Gather all lines in the entries below that include the word "towarów".

▸ Data records
# # # # #
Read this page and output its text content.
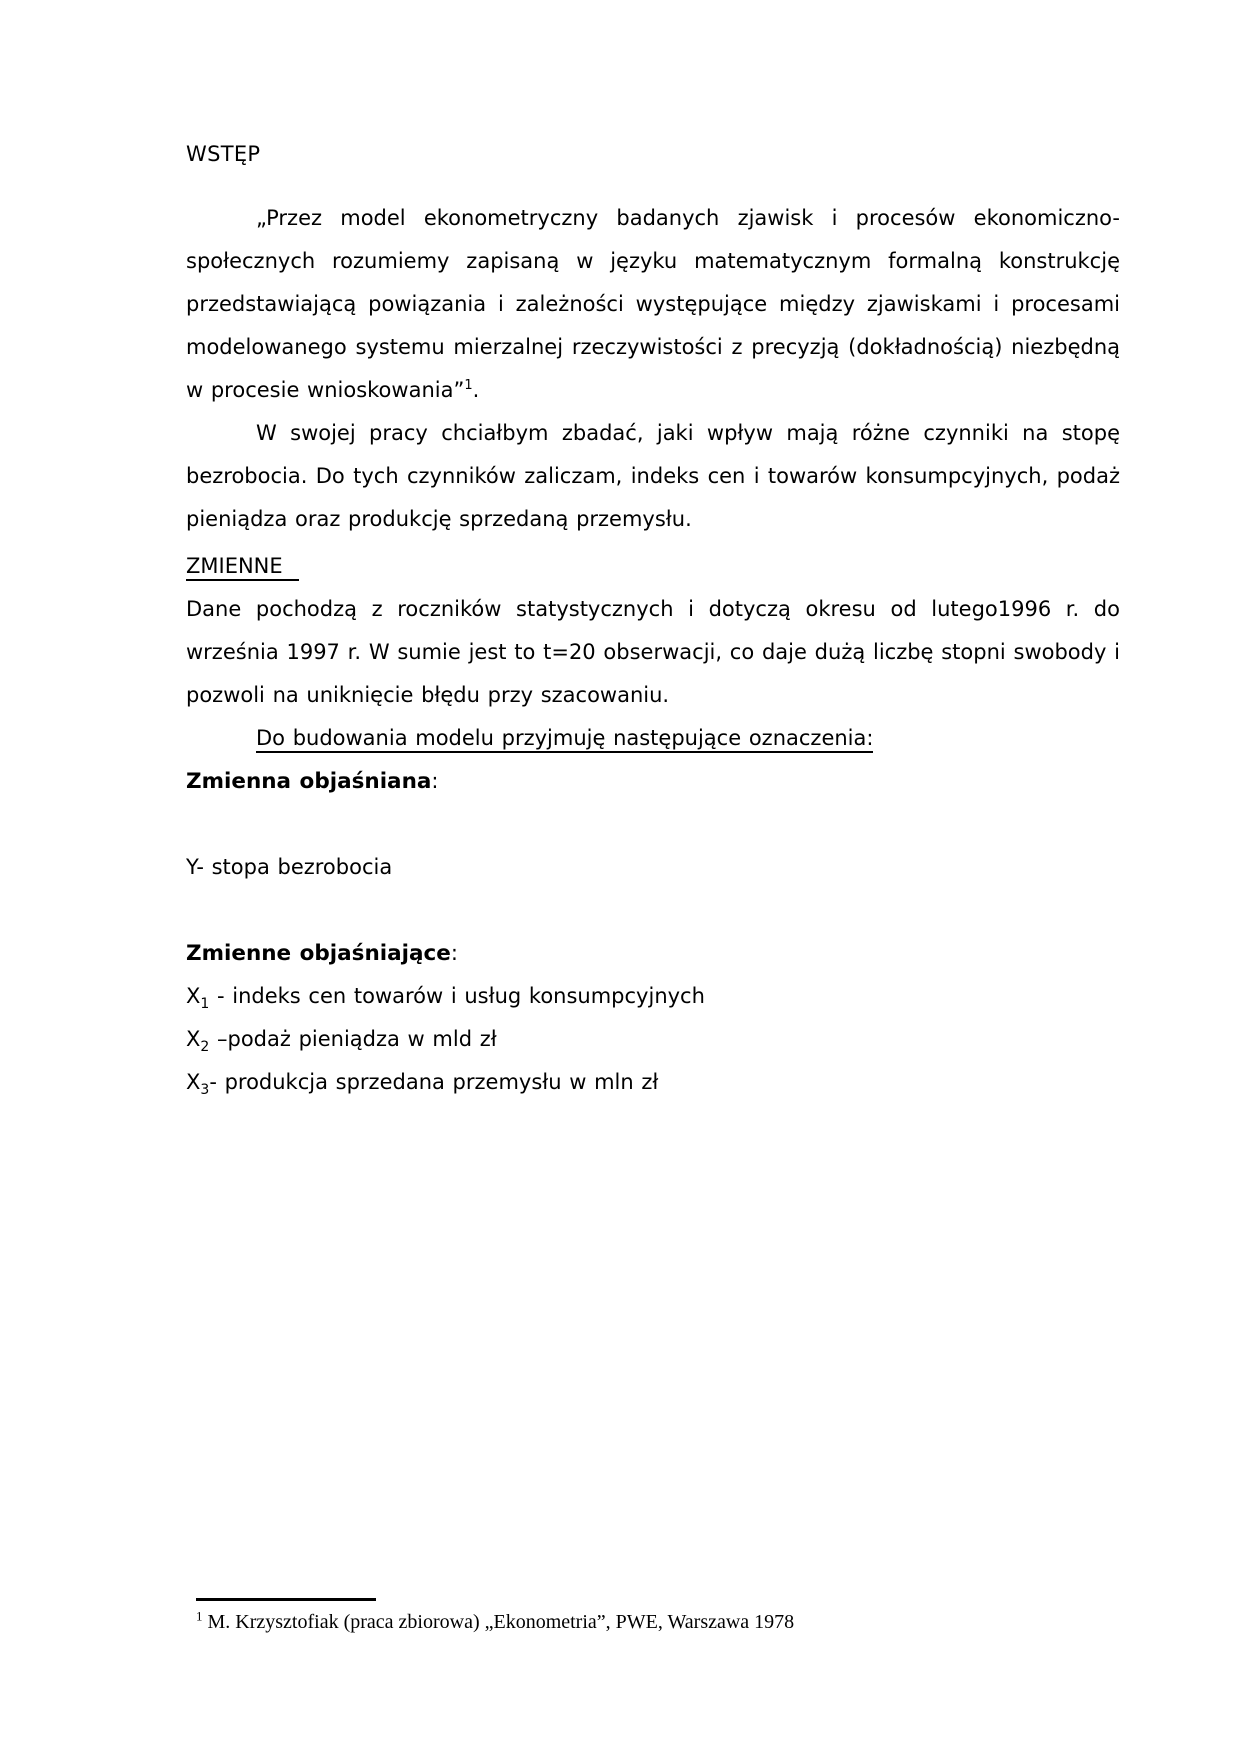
WSTĘP

„Przez model ekonometryczny badanych zjawisk i procesów ekonomiczno-społecznych rozumiemy zapisaną w języku matematycznym formalną konstrukcję przedstawiającą powiązania i zależności występujące między zjawiskami i procesami modelowanego systemu mierzalnej rzeczywistości z precyzją (dokładnością) niezbędną w procesie wnioskowania”$^1$.

W swojej pracy chciałbym zbadać, jaki wpływ mają różne czynniki na stopę bezrobocia. Do tych czynników zaliczam, indeks cen i towarów konsumpcyjnych, podaż pieniądza oraz produkcję sprzedaną przemysłu.

ZMIENNE

Dane pochodzą z roczników statystycznych i dotyczą okresu od lutego1996 r. do września 1997 r. W sumie jest to t=20 obserwacji, co daje dużą liczbę stopni swobody i pozwoli na uniknięcie błędu przy szacowaniu.

Do budowania modelu przyjmuję następujące oznaczenia:
Zmienna objaśniana:
Y- stopa bezrobocia
Zmienne objaśniające:
$X_1$ - indeks cen towarów i usług konsumpcyjnych
$X_2$ –podaż pieniądza w mld zł
$X_3-$ produkcja sprzedana przemysłu w mln zł
$^1$ M. Krzysztofiak (praca zbiorowa) „Ekonometria”, PWE, Warszawa 1978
# # # # #
▸ Answer below
W swojej pracy chciałbym zbadać, jaki wpływ mają różne czynniki na stopę bezrobocia. Do tych czynników zaliczam, indeks cen i towarów konsumpcyjnych, podaż pieniądza oraz produkcję sprzedaną przemysłu.
$X_1$ - indeks cen towarów i usług konsumpcyjnych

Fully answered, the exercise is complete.